- What is expected -
Reproduce all records verbatim.

(Some records)
┄┄┄┄┄┄

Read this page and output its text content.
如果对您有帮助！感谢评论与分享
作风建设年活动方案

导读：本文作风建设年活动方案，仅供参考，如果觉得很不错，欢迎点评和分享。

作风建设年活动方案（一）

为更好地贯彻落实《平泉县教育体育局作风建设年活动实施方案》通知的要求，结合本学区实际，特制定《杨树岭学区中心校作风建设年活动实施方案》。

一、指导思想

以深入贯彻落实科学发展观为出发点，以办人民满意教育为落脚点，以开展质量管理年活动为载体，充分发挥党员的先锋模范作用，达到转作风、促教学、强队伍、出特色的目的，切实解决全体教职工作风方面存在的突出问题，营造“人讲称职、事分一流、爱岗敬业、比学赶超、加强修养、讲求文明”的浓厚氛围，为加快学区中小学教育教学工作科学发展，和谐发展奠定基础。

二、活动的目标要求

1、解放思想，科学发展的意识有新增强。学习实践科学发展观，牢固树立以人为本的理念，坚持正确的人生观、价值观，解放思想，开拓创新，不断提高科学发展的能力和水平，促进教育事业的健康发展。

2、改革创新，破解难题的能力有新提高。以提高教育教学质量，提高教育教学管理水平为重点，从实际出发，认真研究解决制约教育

┄┄┄┄┄┄

- Written solution -
Read this page and output its text content.
如果对您有帮助！感谢评论与分享
作风建设年活动方案

导读：本文作风建设年活动方案，仅供参考，如果觉得很不错，欢迎点评和分享。

作风建设年活动方案（一）

为更好地贯彻落实《平泉县教育体育局作风建设年活动实施方案》通知的要求，结合本学区实际，特制定《杨树岭学区中心校作风建设年活动实施方案》。

一、指导思想

以深入贯彻落实科学发展观为出发点，以办人民满意教育为落脚点，以开展质量管理年活动为载体，充分发挥党员的先锋模范作用，达到转作风、促教学、强队伍、出特色的目的，切实解决全体教职工作风方面存在的突出问题，营造“人讲称职、事分一流、爱岗敬业、比学赶超、加强修养、讲求文明”的浓厚氛围，为加快学区中小学教育教学工作科学发展，和谐发展奠定基础。

二、活动的目标要求

1、解放思想，科学发展的意识有新增强。学习实践科学发展观，牢固树立以人为本的理念，坚持正确的人生观、价值观，解放思想，开拓创新，不断提高科学发展的能力和水平，促进教育事业的健康发展。

2、改革创新，破解难题的能力有新提高。以提高教育教学质量，提高教育教学管理水平为重点，从实际出发，认真研究解决制约教育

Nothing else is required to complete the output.